■ **Task to carry out**: Can you transcribe every entry word for word, skipping the images?

--

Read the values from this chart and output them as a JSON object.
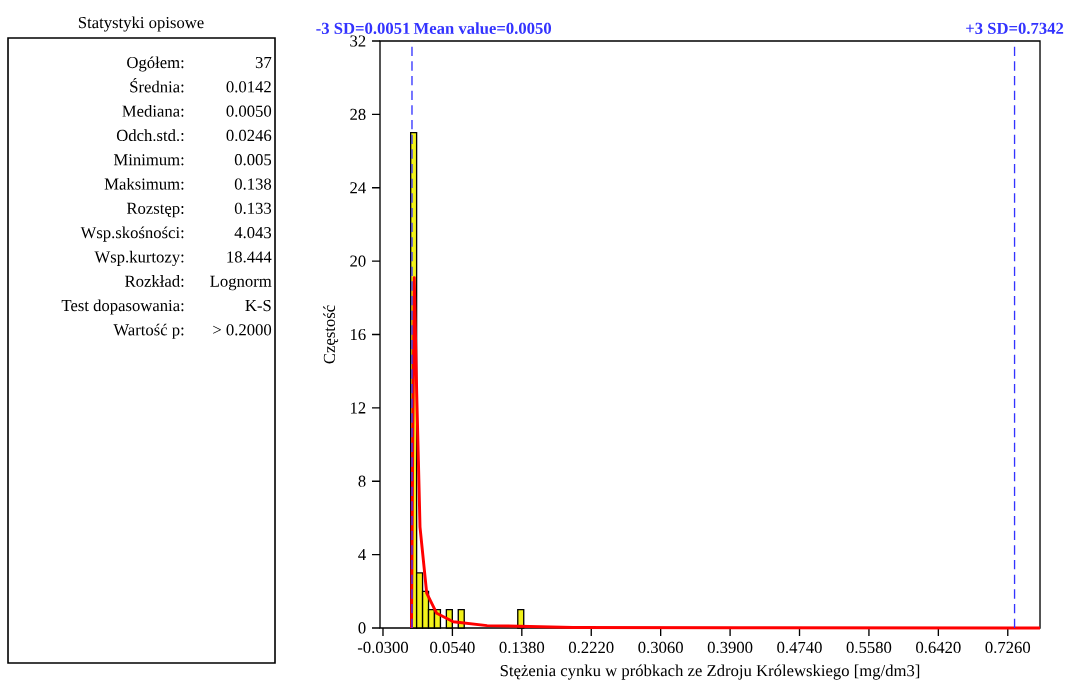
{
  "chart_data": [
    {
      "type": "other",
      "title": "Statystyki opisowe",
      "annotations": [
        "Ogółem:",
        "37",
        "Średnia:",
        "0.0142",
        "Mediana:",
        "0.0050",
        "Odch.std.:",
        "0.0246",
        "Minimum:",
        "0.005",
        "Maksimum:",
        "0.138",
        "Rozstęp:",
        "0.133",
        "Wsp.skośności:",
        "4.043",
        "Wsp.kurtozy:",
        "18.444",
        "Rozkład:",
        "Lognorm",
        "Test dopasowania:",
        "K-S",
        "Wartość p:",
        "> 0.2000"
      ]
    },
    {
      "type": "histogram",
      "xlabel": "Stężenia cynku w próbkach ze Zdroju Królewskiego [mg/dm3]",
      "ylabel": "Częstość",
      "color": "#f2f21a",
      "bins": [
        0.0035,
        0.0107,
        0.0179,
        0.0251,
        0.0323,
        0.0395,
        0.0467,
        0.0539,
        0.0611,
        0.0683,
        0.0755,
        0.0827,
        0.0899,
        0.0971,
        0.1043,
        0.1115,
        0.1187,
        0.1259,
        0.1331,
        0.1403
      ],
      "values": [
        27,
        3,
        2,
        1,
        1,
        0,
        1,
        0,
        1,
        0,
        0,
        0,
        0,
        0,
        0,
        0,
        0,
        0,
        1
      ],
      "series": [
        {
          "type": "line",
          "color": "#ff0000",
          "x": [
            0.0045,
            0.006,
            0.0078,
            0.0108,
            0.0128,
            0.0148,
            0.0229,
            0.035,
            0.055,
            0.096,
            0.2,
            0.4,
            0.765
          ],
          "values": [
            0,
            10,
            19.1,
            12.8,
            9.2,
            5.5,
            1.9,
            0.8,
            0.34,
            0.13,
            0.03,
            0.01,
            0
          ]
        }
      ],
      "xlim": [
        -0.0336,
        0.765
      ],
      "ylim": [
        0,
        32
      ],
      "xticks": [
        {
          "value": -0.03,
          "label": "-0.0300"
        },
        {
          "value": 0.054,
          "label": "0.0540"
        },
        {
          "value": 0.138,
          "label": "0.1380"
        },
        {
          "value": 0.222,
          "label": "0.2220"
        },
        {
          "value": 0.306,
          "label": "0.3060"
        },
        {
          "value": 0.39,
          "label": "0.3900"
        },
        {
          "value": 0.474,
          "label": "0.4740"
        },
        {
          "value": 0.558,
          "label": "0.5580"
        },
        {
          "value": 0.642,
          "label": "0.6420"
        },
        {
          "value": 0.726,
          "label": "0.7260"
        }
      ],
      "yticks": [
        0,
        4,
        8,
        12,
        16,
        20,
        24,
        28,
        32
      ],
      "annotations": [
        {
          "text": "Mean value=0.0050",
          "x": 0.005,
          "y": 32
        }
      ],
      "ref_lines": [
        {
          "axis": "x",
          "value": 0.0051,
          "label": "-3 SD=0.0051",
          "color": "#3333ff",
          "line_style": "dashed"
        },
        {
          "axis": "x",
          "value": 0.7342,
          "label": "+3 SD=0.7342",
          "color": "#3333ff",
          "line_style": "dashed"
        }
      ]
    }
  ]
}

--

■ **Written answer**:
Read the values from this chart and output them as a JSON object.
{
  "chart_data": [
    {
      "type": "other",
      "title": "Statystyki opisowe",
      "annotations": [
        "Ogółem:",
        "37",
        "Średnia:",
        "0.0142",
        "Mediana:",
        "0.0050",
        "Odch.std.:",
        "0.0246",
        "Minimum:",
        "0.005",
        "Maksimum:",
        "0.138",
        "Rozstęp:",
        "0.133",
        "Wsp.skośności:",
        "4.043",
        "Wsp.kurtozy:",
        "18.444",
        "Rozkład:",
        "Lognorm",
        "Test dopasowania:",
        "K-S",
        "Wartość p:",
        "> 0.2000"
      ]
    },
    {
      "type": "histogram",
      "xlabel": "Stężenia cynku w próbkach ze Zdroju Królewskiego [mg/dm3]",
      "ylabel": "Częstość",
      "color": "#f2f21a",
      "bins": [
        0.0035,
        0.0107,
        0.0179,
        0.0251,
        0.0323,
        0.0395,
        0.0467,
        0.0539,
        0.0611,
        0.0683,
        0.0755,
        0.0827,
        0.0899,
        0.0971,
        0.1043,
        0.1115,
        0.1187,
        0.1259,
        0.1331,
        0.1403
      ],
      "values": [
        27,
        3,
        2,
        1,
        1,
        0,
        1,
        0,
        1,
        0,
        0,
        0,
        0,
        0,
        0,
        0,
        0,
        0,
        1
      ],
      "series": [
        {
          "type": "line",
          "color": "#ff0000",
          "x": [
            0.0045,
            0.006,
            0.0078,
            0.0108,
            0.0128,
            0.0148,
            0.0229,
            0.035,
            0.055,
            0.096,
            0.2,
            0.4,
            0.765
          ],
          "values": [
            0,
            10,
            19.1,
            12.8,
            9.2,
            5.5,
            1.9,
            0.8,
            0.34,
            0.13,
            0.03,
            0.01,
            0
          ]
        }
      ],
      "xlim": [
        -0.0336,
        0.765
      ],
      "ylim": [
        0,
        32
      ],
      "xticks": [
        {
          "value": -0.03,
          "label": "-0.0300"
        },
        {
          "value": 0.054,
          "label": "0.0540"
        },
        {
          "value": 0.138,
          "label": "0.1380"
        },
        {
          "value": 0.222,
          "label": "0.2220"
        },
        {
          "value": 0.306,
          "label": "0.3060"
        },
        {
          "value": 0.39,
          "label": "0.3900"
        },
        {
          "value": 0.474,
          "label": "0.4740"
        },
        {
          "value": 0.558,
          "label": "0.5580"
        },
        {
          "value": 0.642,
          "label": "0.6420"
        },
        {
          "value": 0.726,
          "label": "0.7260"
        }
      ],
      "yticks": [
        0,
        4,
        8,
        12,
        16,
        20,
        24,
        28,
        32
      ],
      "annotations": [
        {
          "text": "Mean value=0.0050",
          "x": 0.005,
          "y": 32
        }
      ],
      "ref_lines": [
        {
          "axis": "x",
          "value": 0.0051,
          "label": "-3 SD=0.0051",
          "color": "#3333ff",
          "line_style": "dashed"
        },
        {
          "axis": "x",
          "value": 0.7342,
          "label": "+3 SD=0.7342",
          "color": "#3333ff",
          "line_style": "dashed"
        }
      ]
    }
  ]
}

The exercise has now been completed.